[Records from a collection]
* BEGIN *

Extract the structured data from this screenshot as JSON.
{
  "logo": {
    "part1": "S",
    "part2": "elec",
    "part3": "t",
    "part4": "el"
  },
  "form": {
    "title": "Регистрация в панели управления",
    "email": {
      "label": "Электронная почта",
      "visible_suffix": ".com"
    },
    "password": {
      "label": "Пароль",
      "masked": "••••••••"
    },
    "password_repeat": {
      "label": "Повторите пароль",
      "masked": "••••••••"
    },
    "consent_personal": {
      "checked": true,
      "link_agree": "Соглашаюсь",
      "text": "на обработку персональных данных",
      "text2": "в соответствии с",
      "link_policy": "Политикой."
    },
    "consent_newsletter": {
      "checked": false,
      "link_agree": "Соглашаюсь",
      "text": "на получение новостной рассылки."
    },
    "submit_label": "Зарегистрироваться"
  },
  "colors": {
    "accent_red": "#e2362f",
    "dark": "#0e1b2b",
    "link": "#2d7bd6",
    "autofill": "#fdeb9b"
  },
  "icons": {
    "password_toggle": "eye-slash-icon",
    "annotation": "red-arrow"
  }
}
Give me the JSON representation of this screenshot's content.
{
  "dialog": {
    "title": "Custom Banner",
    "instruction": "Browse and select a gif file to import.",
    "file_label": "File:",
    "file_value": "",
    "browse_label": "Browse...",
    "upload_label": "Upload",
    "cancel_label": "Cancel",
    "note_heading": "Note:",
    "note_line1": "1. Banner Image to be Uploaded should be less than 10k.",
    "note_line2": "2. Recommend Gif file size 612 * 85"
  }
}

* END *

Set exercise
Return the listing above in full, character for character.

Task result
Extract the structured data from this screenshot as JSON.
{
  "logo": {
    "part1": "S",
    "part2": "elec",
    "part3": "t",
    "part4": "el"
  },
  "form": {
    "title": "Регистрация в панели управления",
    "email": {
      "label": "Электронная почта",
      "visible_suffix": ".com"
    },
    "password": {
      "label": "Пароль",
      "masked": "••••••••"
    },
    "password_repeat": {
      "label": "Повторите пароль",
      "masked": "••••••••"
    },
    "consent_personal": {
      "checked": true,
      "link_agree": "Соглашаюсь",
      "text": "на обработку персональных данных",
      "text2": "в соответствии с",
      "link_policy": "Политикой."
    },
    "consent_newsletter": {
      "checked": false,
      "link_agree": "Соглашаюсь",
      "text": "на получение новостной рассылки."
    },
    "submit_label": "Зарегистрироваться"
  },
  "colors": {
    "accent_red": "#e2362f",
    "dark": "#0e1b2b",
    "link": "#2d7bd6",
    "autofill": "#fdeb9b"
  },
  "icons": {
    "password_toggle": "eye-slash-icon",
    "annotation": "red-arrow"
  }
}
Give me the JSON representation of this screenshot's content.
{
  "dialog": {
    "title": "Custom Banner",
    "instruction": "Browse and select a gif file to import.",
    "file_label": "File:",
    "file_value": "",
    "browse_label": "Browse...",
    "upload_label": "Upload",
    "cancel_label": "Cancel",
    "note_heading": "Note:",
    "note_line1": "1. Banner Image to be Uploaded should be less than 10k.",
    "note_line2": "2. Recommend Gif file size 612 * 85"
  }
}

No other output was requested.